Stored data entries

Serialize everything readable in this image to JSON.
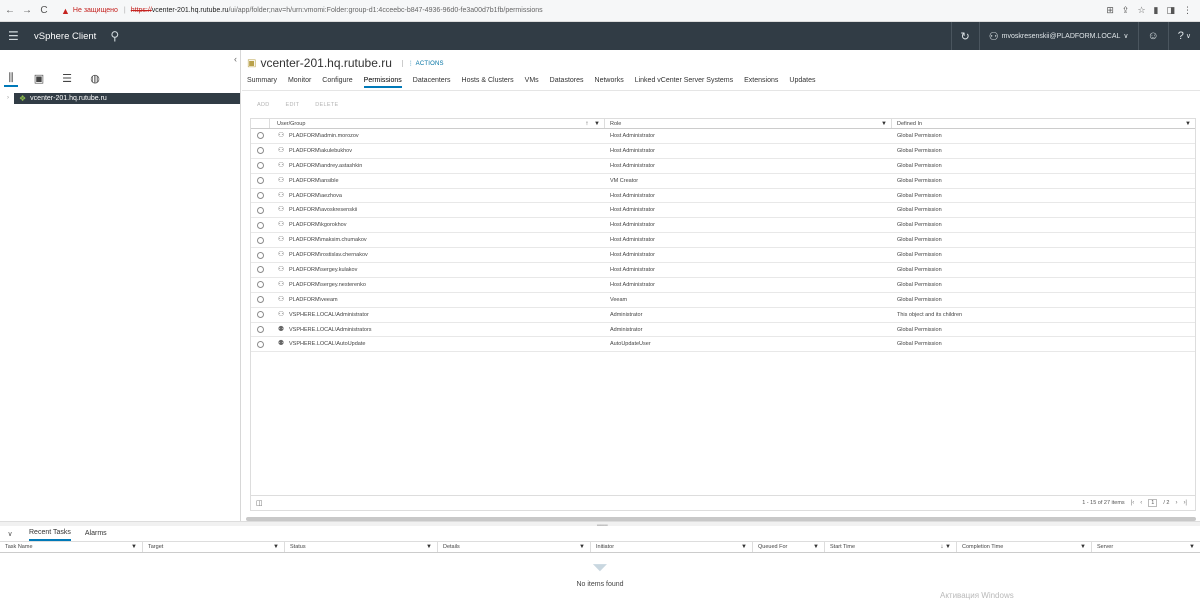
{
  "browser": {
    "back_icon": "←",
    "forward_icon": "→",
    "reload_icon": "C",
    "warning_icon": "▲",
    "insecure_label": "Не защищено",
    "separator": "|",
    "url_scheme": "https://",
    "url_host": "vcenter-201.hq.rutube.ru",
    "url_path": "/ui/app/folder;nav=h/urn:vmomi:Folder:group-d1:4cceebc-b847-4936-96d0-fe3a00d7b1fb/permissions",
    "icons": [
      "⊞",
      "⇪",
      "☆",
      "▮",
      "◨",
      "⋮"
    ]
  },
  "header": {
    "menu_icon": "☰",
    "app_title": "vSphere Client",
    "search_icon": "⚲",
    "refresh_icon": "↻",
    "user_icon": "⚇",
    "user_label": "mvoskresenskii@PLADFORM.LOCAL",
    "user_caret": "∨",
    "feedback_icon": "☺",
    "help_icon": "?",
    "help_caret": "∨"
  },
  "left_nav": {
    "collapse_icon": "‹",
    "icons": [
      "⫼",
      "▣",
      "☰",
      "◍"
    ],
    "tree_toggle": "›",
    "tree_item_icon": "❖",
    "tree_item_label": "vcenter-201.hq.rutube.ru"
  },
  "object": {
    "icon": "▣",
    "title": "vcenter-201.hq.rutube.ru",
    "actions_label": "⋮ ACTIONS"
  },
  "tabs": [
    "Summary",
    "Monitor",
    "Configure",
    "Permissions",
    "Datacenters",
    "Hosts & Clusters",
    "VMs",
    "Datastores",
    "Networks",
    "Linked vCenter Server Systems",
    "Extensions",
    "Updates"
  ],
  "active_tab": "Permissions",
  "toolbar": {
    "add": "ADD",
    "edit": "EDIT",
    "delete": "DELETE"
  },
  "grid": {
    "columns": {
      "user": "User/Group",
      "role": "Role",
      "defined_in": "Defined In"
    },
    "sort_icon": "↑",
    "filter_icon": "▼",
    "rows": [
      {
        "icon": "⚇",
        "user": "PLADFORM\\admin.morozov",
        "role": "Host Administrator",
        "defined_in": "Global Permission"
      },
      {
        "icon": "⚇",
        "user": "PLADFORM\\akulebukhov",
        "role": "Host Administrator",
        "defined_in": "Global Permission"
      },
      {
        "icon": "⚇",
        "user": "PLADFORM\\andrey.astashkin",
        "role": "Host Administrator",
        "defined_in": "Global Permission"
      },
      {
        "icon": "⚇",
        "user": "PLADFORM\\ansible",
        "role": "VM Creator",
        "defined_in": "Global Permission"
      },
      {
        "icon": "⚇",
        "user": "PLADFORM\\aezhova",
        "role": "Host Administrator",
        "defined_in": "Global Permission"
      },
      {
        "icon": "⚇",
        "user": "PLADFORM\\avoskresenskii",
        "role": "Host Administrator",
        "defined_in": "Global Permission"
      },
      {
        "icon": "⚇",
        "user": "PLADFORM\\kgorokhov",
        "role": "Host Administrator",
        "defined_in": "Global Permission"
      },
      {
        "icon": "⚇",
        "user": "PLADFORM\\maksim.chumakov",
        "role": "Host Administrator",
        "defined_in": "Global Permission"
      },
      {
        "icon": "⚇",
        "user": "PLADFORM\\rostislav.chernakov",
        "role": "Host Administrator",
        "defined_in": "Global Permission"
      },
      {
        "icon": "⚇",
        "user": "PLADFORM\\sergey.kulakov",
        "role": "Host Administrator",
        "defined_in": "Global Permission"
      },
      {
        "icon": "⚇",
        "user": "PLADFORM\\sergey.nesterenko",
        "role": "Host Administrator",
        "defined_in": "Global Permission"
      },
      {
        "icon": "⚇",
        "user": "PLADFORM\\veeam",
        "role": "Veeam",
        "defined_in": "Global Permission"
      },
      {
        "icon": "⚇",
        "user": "VSPHERE.LOCAL\\Administrator",
        "role": "Administrator",
        "defined_in": "This object and its children"
      },
      {
        "icon": "⚉",
        "user": "VSPHERE.LOCAL\\Administrators",
        "role": "Administrator",
        "defined_in": "Global Permission"
      },
      {
        "icon": "⚉",
        "user": "VSPHERE.LOCAL\\AutoUpdate",
        "role": "AutoUpdateUser",
        "defined_in": "Global Permission"
      }
    ],
    "footer": {
      "column_toggle_icon": "◫",
      "count_label": "1 - 15 of 27 items",
      "first_icon": "|‹",
      "prev_icon": "‹",
      "page_current": "1",
      "page_total": "/ 2",
      "next_icon": "›",
      "last_icon": "›|"
    }
  },
  "tasks": {
    "collapse_icon": "∨",
    "splitter_grip": "═══",
    "tabs": [
      "Recent Tasks",
      "Alarms"
    ],
    "active_tab": "Recent Tasks",
    "columns": [
      "Task Name",
      "Target",
      "Status",
      "Details",
      "Initiator",
      "Queued For",
      "Start Time",
      "Completion Time",
      "Server"
    ],
    "start_time_sort_icon": "↓",
    "empty_icon": "⏷",
    "empty_text": "No items found",
    "watermark": "Активация Windows"
  },
  "colors": {
    "header_bg": "#313c45",
    "accent": "#0079b8",
    "insecure": "#c5221f"
  }
}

- **Short task**: Where a line of the entries contains the word "items", copy that line.

- **Exercise response**:
      "count_label": "1 - 15 of 27 items",
    "empty_text": "No items found",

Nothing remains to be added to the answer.